## SHORT PROBLEM
Copy the lines holding the word "checked", all of them.
━━━━━ DATA EXTRACT
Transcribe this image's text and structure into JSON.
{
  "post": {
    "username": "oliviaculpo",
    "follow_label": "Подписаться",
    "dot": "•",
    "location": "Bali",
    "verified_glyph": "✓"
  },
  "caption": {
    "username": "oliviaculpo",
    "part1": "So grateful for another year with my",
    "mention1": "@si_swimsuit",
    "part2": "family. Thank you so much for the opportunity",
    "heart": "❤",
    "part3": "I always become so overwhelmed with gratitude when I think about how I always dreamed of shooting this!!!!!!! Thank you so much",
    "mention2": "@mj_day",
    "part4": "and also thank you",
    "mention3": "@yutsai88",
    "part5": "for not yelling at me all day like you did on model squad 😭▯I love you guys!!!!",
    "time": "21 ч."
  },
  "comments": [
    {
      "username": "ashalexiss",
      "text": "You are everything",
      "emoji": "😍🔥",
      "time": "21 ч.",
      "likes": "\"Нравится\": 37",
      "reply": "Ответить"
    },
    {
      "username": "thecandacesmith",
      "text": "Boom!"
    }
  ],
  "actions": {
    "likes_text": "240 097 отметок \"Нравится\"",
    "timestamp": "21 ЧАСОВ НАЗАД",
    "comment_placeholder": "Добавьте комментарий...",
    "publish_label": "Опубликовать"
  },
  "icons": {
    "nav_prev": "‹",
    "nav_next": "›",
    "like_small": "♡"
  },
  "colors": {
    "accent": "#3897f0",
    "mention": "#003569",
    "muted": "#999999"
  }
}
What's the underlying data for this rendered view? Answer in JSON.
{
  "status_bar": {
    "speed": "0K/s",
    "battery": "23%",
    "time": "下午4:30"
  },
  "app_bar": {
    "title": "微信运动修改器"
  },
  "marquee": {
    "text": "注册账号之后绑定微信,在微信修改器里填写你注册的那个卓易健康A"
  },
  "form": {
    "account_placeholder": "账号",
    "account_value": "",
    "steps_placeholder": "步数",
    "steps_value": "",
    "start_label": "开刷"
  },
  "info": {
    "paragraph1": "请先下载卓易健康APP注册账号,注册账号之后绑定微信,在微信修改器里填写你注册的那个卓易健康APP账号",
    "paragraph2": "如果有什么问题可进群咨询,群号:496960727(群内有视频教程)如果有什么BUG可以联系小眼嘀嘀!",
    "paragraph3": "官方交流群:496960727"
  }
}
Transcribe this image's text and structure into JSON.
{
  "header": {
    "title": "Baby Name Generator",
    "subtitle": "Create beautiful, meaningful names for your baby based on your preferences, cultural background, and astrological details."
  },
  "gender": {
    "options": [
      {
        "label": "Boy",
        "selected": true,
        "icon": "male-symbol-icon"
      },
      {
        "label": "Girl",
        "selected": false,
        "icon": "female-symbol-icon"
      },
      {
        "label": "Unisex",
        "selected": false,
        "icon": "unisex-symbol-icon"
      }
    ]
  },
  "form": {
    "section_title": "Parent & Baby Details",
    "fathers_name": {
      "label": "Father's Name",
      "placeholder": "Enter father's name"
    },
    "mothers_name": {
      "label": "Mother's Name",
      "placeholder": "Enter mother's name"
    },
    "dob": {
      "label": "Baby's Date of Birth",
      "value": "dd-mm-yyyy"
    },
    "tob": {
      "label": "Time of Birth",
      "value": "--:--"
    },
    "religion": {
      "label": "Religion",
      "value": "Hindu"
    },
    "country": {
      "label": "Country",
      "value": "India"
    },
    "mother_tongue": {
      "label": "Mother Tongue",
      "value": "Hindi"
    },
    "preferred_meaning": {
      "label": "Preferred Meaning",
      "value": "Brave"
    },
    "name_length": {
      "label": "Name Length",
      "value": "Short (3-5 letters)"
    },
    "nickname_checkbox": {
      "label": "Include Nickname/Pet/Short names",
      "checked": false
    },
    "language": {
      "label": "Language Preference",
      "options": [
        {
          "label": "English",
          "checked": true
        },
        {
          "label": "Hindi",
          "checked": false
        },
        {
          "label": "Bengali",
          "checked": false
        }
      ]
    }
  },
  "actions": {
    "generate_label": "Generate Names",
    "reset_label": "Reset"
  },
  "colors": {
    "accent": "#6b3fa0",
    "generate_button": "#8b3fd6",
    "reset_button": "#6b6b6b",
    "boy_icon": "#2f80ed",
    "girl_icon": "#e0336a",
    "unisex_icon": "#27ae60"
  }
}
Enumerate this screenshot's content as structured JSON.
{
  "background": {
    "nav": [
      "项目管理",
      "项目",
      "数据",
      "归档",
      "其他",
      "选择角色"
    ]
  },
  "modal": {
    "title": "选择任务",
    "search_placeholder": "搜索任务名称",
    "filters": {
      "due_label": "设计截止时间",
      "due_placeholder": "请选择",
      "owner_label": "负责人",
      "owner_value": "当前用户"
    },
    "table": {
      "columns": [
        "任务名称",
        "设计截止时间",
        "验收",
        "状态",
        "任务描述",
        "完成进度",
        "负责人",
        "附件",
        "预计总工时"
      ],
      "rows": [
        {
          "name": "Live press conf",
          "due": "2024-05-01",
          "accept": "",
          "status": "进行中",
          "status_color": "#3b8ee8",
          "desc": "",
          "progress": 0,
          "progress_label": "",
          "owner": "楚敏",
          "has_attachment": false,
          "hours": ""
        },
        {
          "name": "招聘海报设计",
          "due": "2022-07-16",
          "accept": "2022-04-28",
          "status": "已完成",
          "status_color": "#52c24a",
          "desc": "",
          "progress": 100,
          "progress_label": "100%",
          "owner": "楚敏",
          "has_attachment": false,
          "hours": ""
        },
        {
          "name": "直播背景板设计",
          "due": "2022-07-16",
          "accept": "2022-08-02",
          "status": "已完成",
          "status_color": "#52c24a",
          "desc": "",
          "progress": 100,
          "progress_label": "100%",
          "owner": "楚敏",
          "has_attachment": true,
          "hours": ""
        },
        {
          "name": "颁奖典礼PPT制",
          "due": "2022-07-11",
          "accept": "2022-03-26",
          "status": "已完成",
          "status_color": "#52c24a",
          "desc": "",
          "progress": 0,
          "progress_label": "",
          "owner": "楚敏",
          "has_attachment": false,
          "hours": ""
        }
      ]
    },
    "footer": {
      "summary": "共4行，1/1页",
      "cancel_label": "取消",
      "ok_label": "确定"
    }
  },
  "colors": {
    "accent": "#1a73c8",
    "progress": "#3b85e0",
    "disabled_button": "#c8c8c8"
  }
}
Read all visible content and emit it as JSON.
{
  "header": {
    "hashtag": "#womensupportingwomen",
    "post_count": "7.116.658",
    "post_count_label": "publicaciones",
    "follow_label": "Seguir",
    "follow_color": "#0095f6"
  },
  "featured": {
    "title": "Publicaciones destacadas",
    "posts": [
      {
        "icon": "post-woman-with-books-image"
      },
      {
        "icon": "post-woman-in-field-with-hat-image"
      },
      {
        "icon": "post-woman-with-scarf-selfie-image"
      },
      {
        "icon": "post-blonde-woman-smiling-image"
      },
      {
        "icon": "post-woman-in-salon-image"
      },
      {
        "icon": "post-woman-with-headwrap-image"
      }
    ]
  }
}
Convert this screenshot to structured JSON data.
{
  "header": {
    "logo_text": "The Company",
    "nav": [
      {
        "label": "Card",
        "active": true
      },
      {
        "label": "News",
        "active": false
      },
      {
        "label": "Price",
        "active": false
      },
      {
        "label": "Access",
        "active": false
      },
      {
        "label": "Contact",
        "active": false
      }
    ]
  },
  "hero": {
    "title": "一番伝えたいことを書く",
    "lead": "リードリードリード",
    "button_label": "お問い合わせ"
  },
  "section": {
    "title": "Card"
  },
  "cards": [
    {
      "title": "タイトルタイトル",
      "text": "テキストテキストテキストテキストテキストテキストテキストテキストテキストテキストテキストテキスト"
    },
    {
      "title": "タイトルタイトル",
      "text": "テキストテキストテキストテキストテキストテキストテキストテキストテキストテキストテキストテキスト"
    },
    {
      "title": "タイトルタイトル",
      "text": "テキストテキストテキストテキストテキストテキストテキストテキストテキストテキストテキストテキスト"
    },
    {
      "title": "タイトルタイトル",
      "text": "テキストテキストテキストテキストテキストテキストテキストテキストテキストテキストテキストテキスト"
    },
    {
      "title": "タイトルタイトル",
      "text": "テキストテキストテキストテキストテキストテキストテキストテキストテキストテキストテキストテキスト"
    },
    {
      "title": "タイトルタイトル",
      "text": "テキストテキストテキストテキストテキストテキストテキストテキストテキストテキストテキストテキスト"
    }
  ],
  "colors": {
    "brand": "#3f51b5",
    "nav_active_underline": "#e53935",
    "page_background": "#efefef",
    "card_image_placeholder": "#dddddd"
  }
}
━━━━━━━━━━
## IN RESPONSE
      "checked": false
          "checked": true
          "checked": false
          "checked": false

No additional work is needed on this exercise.